Problem to work on =>
Exact reproduction is required for all entries.
__________
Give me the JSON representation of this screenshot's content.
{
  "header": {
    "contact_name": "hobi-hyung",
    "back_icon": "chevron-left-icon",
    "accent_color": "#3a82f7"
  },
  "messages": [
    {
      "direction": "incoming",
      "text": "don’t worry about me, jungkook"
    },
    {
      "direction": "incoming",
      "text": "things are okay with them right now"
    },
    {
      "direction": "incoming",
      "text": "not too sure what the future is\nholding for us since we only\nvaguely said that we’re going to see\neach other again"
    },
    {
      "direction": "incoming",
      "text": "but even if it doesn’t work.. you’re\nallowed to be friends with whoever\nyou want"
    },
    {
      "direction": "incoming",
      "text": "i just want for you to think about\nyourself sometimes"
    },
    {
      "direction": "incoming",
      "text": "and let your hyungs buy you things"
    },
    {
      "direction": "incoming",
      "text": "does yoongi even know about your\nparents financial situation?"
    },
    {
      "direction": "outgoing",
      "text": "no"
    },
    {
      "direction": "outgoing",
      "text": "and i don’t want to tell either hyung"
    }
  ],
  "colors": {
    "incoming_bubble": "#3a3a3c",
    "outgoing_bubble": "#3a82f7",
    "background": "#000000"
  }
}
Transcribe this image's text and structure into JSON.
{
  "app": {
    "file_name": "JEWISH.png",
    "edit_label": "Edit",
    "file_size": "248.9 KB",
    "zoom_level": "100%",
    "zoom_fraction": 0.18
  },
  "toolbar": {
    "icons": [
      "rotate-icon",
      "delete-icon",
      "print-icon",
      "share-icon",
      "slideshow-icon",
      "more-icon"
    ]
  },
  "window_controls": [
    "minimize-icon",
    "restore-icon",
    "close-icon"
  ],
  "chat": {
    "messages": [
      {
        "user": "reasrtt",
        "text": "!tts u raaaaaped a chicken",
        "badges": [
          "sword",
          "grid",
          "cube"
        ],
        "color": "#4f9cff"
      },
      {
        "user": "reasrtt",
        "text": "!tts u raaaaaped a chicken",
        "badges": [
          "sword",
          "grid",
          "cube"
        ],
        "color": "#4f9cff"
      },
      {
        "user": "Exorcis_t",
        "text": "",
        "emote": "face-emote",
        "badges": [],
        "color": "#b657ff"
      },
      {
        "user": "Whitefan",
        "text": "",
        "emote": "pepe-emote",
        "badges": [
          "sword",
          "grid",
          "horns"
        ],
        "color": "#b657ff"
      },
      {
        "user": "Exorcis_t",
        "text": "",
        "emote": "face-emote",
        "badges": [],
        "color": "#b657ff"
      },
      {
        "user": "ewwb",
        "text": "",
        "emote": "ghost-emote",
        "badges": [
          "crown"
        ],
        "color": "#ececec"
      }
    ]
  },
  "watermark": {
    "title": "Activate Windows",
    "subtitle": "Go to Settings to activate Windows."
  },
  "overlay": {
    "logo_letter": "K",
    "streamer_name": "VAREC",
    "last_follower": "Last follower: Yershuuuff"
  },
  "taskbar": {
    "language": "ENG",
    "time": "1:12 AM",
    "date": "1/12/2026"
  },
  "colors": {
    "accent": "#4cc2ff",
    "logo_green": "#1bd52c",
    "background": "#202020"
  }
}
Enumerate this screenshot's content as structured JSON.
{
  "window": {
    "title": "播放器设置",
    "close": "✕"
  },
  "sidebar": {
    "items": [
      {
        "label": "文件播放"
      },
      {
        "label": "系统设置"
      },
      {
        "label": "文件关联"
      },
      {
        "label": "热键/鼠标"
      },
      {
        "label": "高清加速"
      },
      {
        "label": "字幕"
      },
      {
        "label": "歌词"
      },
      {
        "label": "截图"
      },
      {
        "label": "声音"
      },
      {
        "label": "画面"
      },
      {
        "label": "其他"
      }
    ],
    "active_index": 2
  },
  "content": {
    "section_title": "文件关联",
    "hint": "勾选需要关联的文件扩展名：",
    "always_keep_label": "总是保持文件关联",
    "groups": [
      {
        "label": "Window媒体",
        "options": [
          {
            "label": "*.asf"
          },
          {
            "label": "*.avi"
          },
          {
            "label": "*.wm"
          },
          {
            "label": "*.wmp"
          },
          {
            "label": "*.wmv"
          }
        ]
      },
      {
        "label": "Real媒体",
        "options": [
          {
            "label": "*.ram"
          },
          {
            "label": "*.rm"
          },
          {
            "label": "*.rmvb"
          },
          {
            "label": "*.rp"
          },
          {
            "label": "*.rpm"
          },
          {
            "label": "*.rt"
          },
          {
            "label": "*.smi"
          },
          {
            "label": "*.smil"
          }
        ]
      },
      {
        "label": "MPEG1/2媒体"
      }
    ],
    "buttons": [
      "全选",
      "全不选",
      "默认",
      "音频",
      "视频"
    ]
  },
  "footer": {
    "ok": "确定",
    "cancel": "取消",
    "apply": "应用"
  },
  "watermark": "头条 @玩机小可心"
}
__________
Written response =>
Give me the JSON representation of this screenshot's content.
{
  "header": {
    "contact_name": "hobi-hyung",
    "back_icon": "chevron-left-icon",
    "accent_color": "#3a82f7"
  },
  "messages": [
    {
      "direction": "incoming",
      "text": "don’t worry about me, jungkook"
    },
    {
      "direction": "incoming",
      "text": "things are okay with them right now"
    },
    {
      "direction": "incoming",
      "text": "not too sure what the future is\nholding for us since we only\nvaguely said that we’re going to see\neach other again"
    },
    {
      "direction": "incoming",
      "text": "but even if it doesn’t work.. you’re\nallowed to be friends with whoever\nyou want"
    },
    {
      "direction": "incoming",
      "text": "i just want for you to think about\nyourself sometimes"
    },
    {
      "direction": "incoming",
      "text": "and let your hyungs buy you things"
    },
    {
      "direction": "incoming",
      "text": "does yoongi even know about your\nparents financial situation?"
    },
    {
      "direction": "outgoing",
      "text": "no"
    },
    {
      "direction": "outgoing",
      "text": "and i don’t want to tell either hyung"
    }
  ],
  "colors": {
    "incoming_bubble": "#3a3a3c",
    "outgoing_bubble": "#3a82f7",
    "background": "#000000"
  }
}
Transcribe this image's text and structure into JSON.
{
  "app": {
    "file_name": "JEWISH.png",
    "edit_label": "Edit",
    "file_size": "248.9 KB",
    "zoom_level": "100%",
    "zoom_fraction": 0.18
  },
  "toolbar": {
    "icons": [
      "rotate-icon",
      "delete-icon",
      "print-icon",
      "share-icon",
      "slideshow-icon",
      "more-icon"
    ]
  },
  "window_controls": [
    "minimize-icon",
    "restore-icon",
    "close-icon"
  ],
  "chat": {
    "messages": [
      {
        "user": "reasrtt",
        "text": "!tts u raaaaaped a chicken",
        "badges": [
          "sword",
          "grid",
          "cube"
        ],
        "color": "#4f9cff"
      },
      {
        "user": "reasrtt",
        "text": "!tts u raaaaaped a chicken",
        "badges": [
          "sword",
          "grid",
          "cube"
        ],
        "color": "#4f9cff"
      },
      {
        "user": "Exorcis_t",
        "text": "",
        "emote": "face-emote",
        "badges": [],
        "color": "#b657ff"
      },
      {
        "user": "Whitefan",
        "text": "",
        "emote": "pepe-emote",
        "badges": [
          "sword",
          "grid",
          "horns"
        ],
        "color": "#b657ff"
      },
      {
        "user": "Exorcis_t",
        "text": "",
        "emote": "face-emote",
        "badges": [],
        "color": "#b657ff"
      },
      {
        "user": "ewwb",
        "text": "",
        "emote": "ghost-emote",
        "badges": [
          "crown"
        ],
        "color": "#ececec"
      }
    ]
  },
  "watermark": {
    "title": "Activate Windows",
    "subtitle": "Go to Settings to activate Windows."
  },
  "overlay": {
    "logo_letter": "K",
    "streamer_name": "VAREC",
    "last_follower": "Last follower: Yershuuuff"
  },
  "taskbar": {
    "language": "ENG",
    "time": "1:12 AM",
    "date": "1/12/2026"
  },
  "colors": {
    "accent": "#4cc2ff",
    "logo_green": "#1bd52c",
    "background": "#202020"
  }
}
Enumerate this screenshot's content as structured JSON.
{
  "window": {
    "title": "播放器设置",
    "close": "✕"
  },
  "sidebar": {
    "items": [
      {
        "label": "文件播放"
      },
      {
        "label": "系统设置"
      },
      {
        "label": "文件关联"
      },
      {
        "label": "热键/鼠标"
      },
      {
        "label": "高清加速"
      },
      {
        "label": "字幕"
      },
      {
        "label": "歌词"
      },
      {
        "label": "截图"
      },
      {
        "label": "声音"
      },
      {
        "label": "画面"
      },
      {
        "label": "其他"
      }
    ],
    "active_index": 2
  },
  "content": {
    "section_title": "文件关联",
    "hint": "勾选需要关联的文件扩展名：",
    "always_keep_label": "总是保持文件关联",
    "groups": [
      {
        "label": "Window媒体",
        "options": [
          {
            "label": "*.asf"
          },
          {
            "label": "*.avi"
          },
          {
            "label": "*.wm"
          },
          {
            "label": "*.wmp"
          },
          {
            "label": "*.wmv"
          }
        ]
      },
      {
        "label": "Real媒体",
        "options": [
          {
            "label": "*.ram"
          },
          {
            "label": "*.rm"
          },
          {
            "label": "*.rmvb"
          },
          {
            "label": "*.rp"
          },
          {
            "label": "*.rpm"
          },
          {
            "label": "*.rt"
          },
          {
            "label": "*.smi"
          },
          {
            "label": "*.smil"
          }
        ]
      },
      {
        "label": "MPEG1/2媒体"
      }
    ],
    "buttons": [
      "全选",
      "全不选",
      "默认",
      "音频",
      "视频"
    ]
  },
  "footer": {
    "ok": "确定",
    "cancel": "取消",
    "apply": "应用"
  },
  "watermark": "头条 @玩机小可心"
}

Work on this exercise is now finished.